→ **Items from a data source**

---*---

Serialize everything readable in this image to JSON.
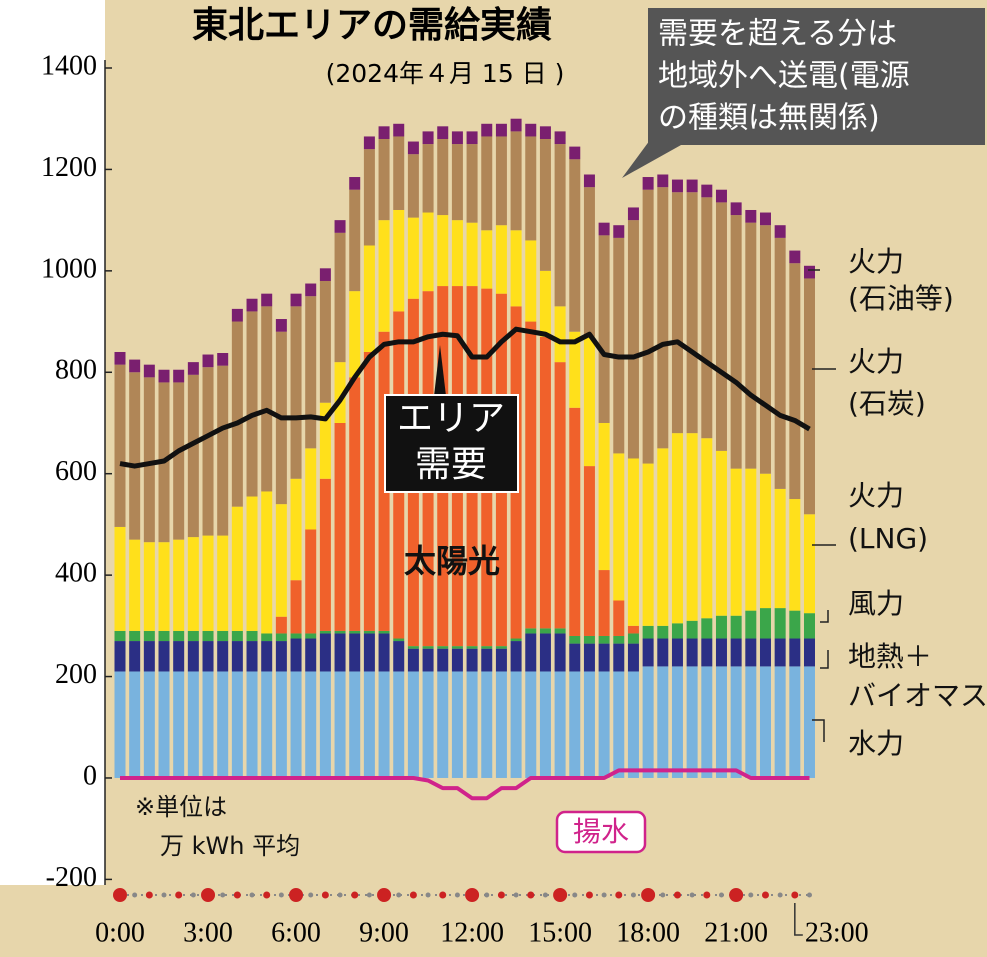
{
  "chart_data": {
    "type": "bar",
    "title": "東北エリアの需給実績",
    "subtitle": "(2024年４月 15 日 )",
    "callout": [
      "需要を超える分は",
      "地域外へ送電(電源",
      "の種類は無関係)"
    ],
    "demand_label": [
      "エリア",
      "需要"
    ],
    "solar_label": "太陽光",
    "pumped_label": "揚水",
    "unit_note": [
      "※単位は",
      "万 kWh 平均"
    ],
    "categories": [
      "0:00",
      null,
      null,
      null,
      null,
      null,
      "3:00",
      null,
      null,
      null,
      null,
      null,
      "6:00",
      null,
      null,
      null,
      null,
      null,
      "9:00",
      null,
      null,
      null,
      null,
      null,
      "12:00",
      null,
      null,
      null,
      null,
      null,
      "15:00",
      null,
      null,
      null,
      null,
      null,
      "18:00",
      null,
      null,
      null,
      null,
      null,
      "21:00",
      null,
      null,
      null,
      "23:00",
      null
    ],
    "ylim": [
      -200,
      1400
    ],
    "yticks": [
      -200,
      0,
      200,
      400,
      600,
      800,
      1000,
      1200,
      1400
    ],
    "series": [
      {
        "name": [
          "水力"
        ],
        "type": "bar",
        "color": "#79b3de",
        "values": [
          210,
          210,
          210,
          210,
          210,
          210,
          210,
          210,
          210,
          210,
          210,
          210,
          210,
          210,
          210,
          210,
          210,
          210,
          210,
          210,
          210,
          210,
          210,
          210,
          210,
          210,
          210,
          210,
          210,
          210,
          210,
          210,
          210,
          210,
          210,
          210,
          220,
          220,
          220,
          220,
          220,
          220,
          220,
          220,
          220,
          220,
          220,
          220
        ]
      },
      {
        "name": [
          "地熱＋",
          "バイオマス"
        ],
        "type": "bar",
        "color": "#2b2f85",
        "values": [
          60,
          60,
          60,
          60,
          60,
          60,
          60,
          60,
          60,
          60,
          60,
          60,
          65,
          65,
          75,
          75,
          75,
          75,
          75,
          60,
          45,
          45,
          45,
          45,
          45,
          45,
          45,
          60,
          75,
          75,
          75,
          55,
          55,
          55,
          55,
          55,
          55,
          55,
          55,
          55,
          55,
          55,
          55,
          55,
          55,
          55,
          55,
          55
        ]
      },
      {
        "name": [
          "風力"
        ],
        "type": "bar",
        "color": "#3ba64a",
        "values": [
          20,
          20,
          20,
          20,
          20,
          20,
          20,
          20,
          20,
          20,
          15,
          15,
          10,
          10,
          5,
          5,
          5,
          5,
          5,
          5,
          5,
          5,
          5,
          5,
          5,
          5,
          5,
          5,
          10,
          10,
          10,
          15,
          15,
          15,
          15,
          20,
          25,
          25,
          30,
          35,
          40,
          45,
          45,
          55,
          60,
          60,
          55,
          50
        ]
      },
      {
        "name": [
          "太陽光"
        ],
        "type": "bar",
        "color": "#f0612b",
        "values": [
          0,
          0,
          0,
          0,
          0,
          0,
          0,
          0,
          0,
          0,
          0,
          33,
          105,
          205,
          300,
          410,
          500,
          550,
          590,
          645,
          685,
          700,
          710,
          710,
          710,
          705,
          695,
          655,
          605,
          575,
          525,
          450,
          335,
          130,
          70,
          15,
          0,
          0,
          0,
          0,
          0,
          0,
          0,
          0,
          0,
          0,
          0,
          0
        ]
      },
      {
        "name": [
          "火力",
          "(LNG)"
        ],
        "type": "bar",
        "color": "#ffe01b",
        "values": [
          205,
          180,
          175,
          175,
          180,
          185,
          188,
          188,
          245,
          265,
          280,
          222,
          200,
          160,
          150,
          120,
          170,
          210,
          220,
          200,
          160,
          155,
          140,
          130,
          125,
          115,
          135,
          150,
          160,
          130,
          110,
          150,
          255,
          290,
          290,
          330,
          320,
          350,
          375,
          370,
          355,
          325,
          290,
          280,
          265,
          235,
          220,
          195
        ]
      },
      {
        "name": [
          "火力",
          "(石炭)"
        ],
        "type": "bar",
        "color": "#b08657",
        "values": [
          320,
          330,
          325,
          315,
          310,
          320,
          332,
          335,
          365,
          365,
          365,
          340,
          340,
          300,
          240,
          255,
          200,
          190,
          160,
          145,
          125,
          135,
          150,
          150,
          155,
          185,
          175,
          195,
          205,
          260,
          320,
          340,
          295,
          370,
          425,
          470,
          540,
          515,
          475,
          475,
          475,
          490,
          500,
          485,
          490,
          495,
          465,
          465
        ]
      },
      {
        "name": [
          "火力",
          "(石油等)"
        ],
        "type": "bar",
        "color": "#7a1f6f",
        "values": [
          25,
          25,
          25,
          25,
          25,
          25,
          25,
          25,
          25,
          25,
          25,
          25,
          25,
          25,
          25,
          25,
          25,
          25,
          25,
          25,
          25,
          25,
          25,
          25,
          25,
          25,
          25,
          25,
          25,
          25,
          25,
          25,
          25,
          25,
          25,
          25,
          25,
          25,
          25,
          25,
          25,
          25,
          25,
          25,
          25,
          25,
          25,
          25
        ]
      },
      {
        "name": [
          "エリア",
          "需要"
        ],
        "type": "line",
        "color": "#111111",
        "values": [
          620,
          615,
          620,
          625,
          645,
          660,
          675,
          690,
          700,
          715,
          725,
          710,
          710,
          712,
          708,
          745,
          790,
          830,
          855,
          860,
          860,
          870,
          875,
          872,
          830,
          830,
          860,
          885,
          880,
          875,
          860,
          860,
          875,
          835,
          830,
          830,
          840,
          855,
          860,
          840,
          820,
          800,
          780,
          755,
          735,
          715,
          705,
          688
        ]
      },
      {
        "name": [
          "揚水"
        ],
        "type": "line",
        "color": "#d0238b",
        "values": [
          0,
          0,
          0,
          0,
          0,
          0,
          0,
          0,
          0,
          0,
          0,
          0,
          0,
          0,
          0,
          0,
          0,
          0,
          0,
          0,
          0,
          -5,
          -20,
          -20,
          -40,
          -40,
          -20,
          -20,
          0,
          0,
          0,
          0,
          0,
          0,
          15,
          15,
          15,
          15,
          15,
          15,
          15,
          15,
          15,
          0,
          0,
          0,
          0,
          0
        ]
      }
    ]
  }
}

---*---

→ **REQUIREMENTS**
Set down the complete material exactly, but do not include the images.

→ **TASK ANSWER**
Serialize everything readable in this image to JSON.
{
  "chart_data": {
    "type": "bar",
    "title": "東北エリアの需給実績",
    "subtitle": "(2024年４月 15 日 )",
    "callout": [
      "需要を超える分は",
      "地域外へ送電(電源",
      "の種類は無関係)"
    ],
    "demand_label": [
      "エリア",
      "需要"
    ],
    "solar_label": "太陽光",
    "pumped_label": "揚水",
    "unit_note": [
      "※単位は",
      "万 kWh 平均"
    ],
    "categories": [
      "0:00",
      null,
      null,
      null,
      null,
      null,
      "3:00",
      null,
      null,
      null,
      null,
      null,
      "6:00",
      null,
      null,
      null,
      null,
      null,
      "9:00",
      null,
      null,
      null,
      null,
      null,
      "12:00",
      null,
      null,
      null,
      null,
      null,
      "15:00",
      null,
      null,
      null,
      null,
      null,
      "18:00",
      null,
      null,
      null,
      null,
      null,
      "21:00",
      null,
      null,
      null,
      "23:00",
      null
    ],
    "ylim": [
      -200,
      1400
    ],
    "yticks": [
      -200,
      0,
      200,
      400,
      600,
      800,
      1000,
      1200,
      1400
    ],
    "series": [
      {
        "name": [
          "水力"
        ],
        "type": "bar",
        "color": "#79b3de",
        "values": [
          210,
          210,
          210,
          210,
          210,
          210,
          210,
          210,
          210,
          210,
          210,
          210,
          210,
          210,
          210,
          210,
          210,
          210,
          210,
          210,
          210,
          210,
          210,
          210,
          210,
          210,
          210,
          210,
          210,
          210,
          210,
          210,
          210,
          210,
          210,
          210,
          220,
          220,
          220,
          220,
          220,
          220,
          220,
          220,
          220,
          220,
          220,
          220
        ]
      },
      {
        "name": [
          "地熱＋",
          "バイオマス"
        ],
        "type": "bar",
        "color": "#2b2f85",
        "values": [
          60,
          60,
          60,
          60,
          60,
          60,
          60,
          60,
          60,
          60,
          60,
          60,
          65,
          65,
          75,
          75,
          75,
          75,
          75,
          60,
          45,
          45,
          45,
          45,
          45,
          45,
          45,
          60,
          75,
          75,
          75,
          55,
          55,
          55,
          55,
          55,
          55,
          55,
          55,
          55,
          55,
          55,
          55,
          55,
          55,
          55,
          55,
          55
        ]
      },
      {
        "name": [
          "風力"
        ],
        "type": "bar",
        "color": "#3ba64a",
        "values": [
          20,
          20,
          20,
          20,
          20,
          20,
          20,
          20,
          20,
          20,
          15,
          15,
          10,
          10,
          5,
          5,
          5,
          5,
          5,
          5,
          5,
          5,
          5,
          5,
          5,
          5,
          5,
          5,
          10,
          10,
          10,
          15,
          15,
          15,
          15,
          20,
          25,
          25,
          30,
          35,
          40,
          45,
          45,
          55,
          60,
          60,
          55,
          50
        ]
      },
      {
        "name": [
          "太陽光"
        ],
        "type": "bar",
        "color": "#f0612b",
        "values": [
          0,
          0,
          0,
          0,
          0,
          0,
          0,
          0,
          0,
          0,
          0,
          33,
          105,
          205,
          300,
          410,
          500,
          550,
          590,
          645,
          685,
          700,
          710,
          710,
          710,
          705,
          695,
          655,
          605,
          575,
          525,
          450,
          335,
          130,
          70,
          15,
          0,
          0,
          0,
          0,
          0,
          0,
          0,
          0,
          0,
          0,
          0,
          0
        ]
      },
      {
        "name": [
          "火力",
          "(LNG)"
        ],
        "type": "bar",
        "color": "#ffe01b",
        "values": [
          205,
          180,
          175,
          175,
          180,
          185,
          188,
          188,
          245,
          265,
          280,
          222,
          200,
          160,
          150,
          120,
          170,
          210,
          220,
          200,
          160,
          155,
          140,
          130,
          125,
          115,
          135,
          150,
          160,
          130,
          110,
          150,
          255,
          290,
          290,
          330,
          320,
          350,
          375,
          370,
          355,
          325,
          290,
          280,
          265,
          235,
          220,
          195
        ]
      },
      {
        "name": [
          "火力",
          "(石炭)"
        ],
        "type": "bar",
        "color": "#b08657",
        "values": [
          320,
          330,
          325,
          315,
          310,
          320,
          332,
          335,
          365,
          365,
          365,
          340,
          340,
          300,
          240,
          255,
          200,
          190,
          160,
          145,
          125,
          135,
          150,
          150,
          155,
          185,
          175,
          195,
          205,
          260,
          320,
          340,
          295,
          370,
          425,
          470,
          540,
          515,
          475,
          475,
          475,
          490,
          500,
          485,
          490,
          495,
          465,
          465
        ]
      },
      {
        "name": [
          "火力",
          "(石油等)"
        ],
        "type": "bar",
        "color": "#7a1f6f",
        "values": [
          25,
          25,
          25,
          25,
          25,
          25,
          25,
          25,
          25,
          25,
          25,
          25,
          25,
          25,
          25,
          25,
          25,
          25,
          25,
          25,
          25,
          25,
          25,
          25,
          25,
          25,
          25,
          25,
          25,
          25,
          25,
          25,
          25,
          25,
          25,
          25,
          25,
          25,
          25,
          25,
          25,
          25,
          25,
          25,
          25,
          25,
          25,
          25
        ]
      },
      {
        "name": [
          "エリア",
          "需要"
        ],
        "type": "line",
        "color": "#111111",
        "values": [
          620,
          615,
          620,
          625,
          645,
          660,
          675,
          690,
          700,
          715,
          725,
          710,
          710,
          712,
          708,
          745,
          790,
          830,
          855,
          860,
          860,
          870,
          875,
          872,
          830,
          830,
          860,
          885,
          880,
          875,
          860,
          860,
          875,
          835,
          830,
          830,
          840,
          855,
          860,
          840,
          820,
          800,
          780,
          755,
          735,
          715,
          705,
          688
        ]
      },
      {
        "name": [
          "揚水"
        ],
        "type": "line",
        "color": "#d0238b",
        "values": [
          0,
          0,
          0,
          0,
          0,
          0,
          0,
          0,
          0,
          0,
          0,
          0,
          0,
          0,
          0,
          0,
          0,
          0,
          0,
          0,
          0,
          -5,
          -20,
          -20,
          -40,
          -40,
          -20,
          -20,
          0,
          0,
          0,
          0,
          0,
          0,
          15,
          15,
          15,
          15,
          15,
          15,
          15,
          15,
          15,
          0,
          0,
          0,
          0,
          0
        ]
      }
    ]
  }
}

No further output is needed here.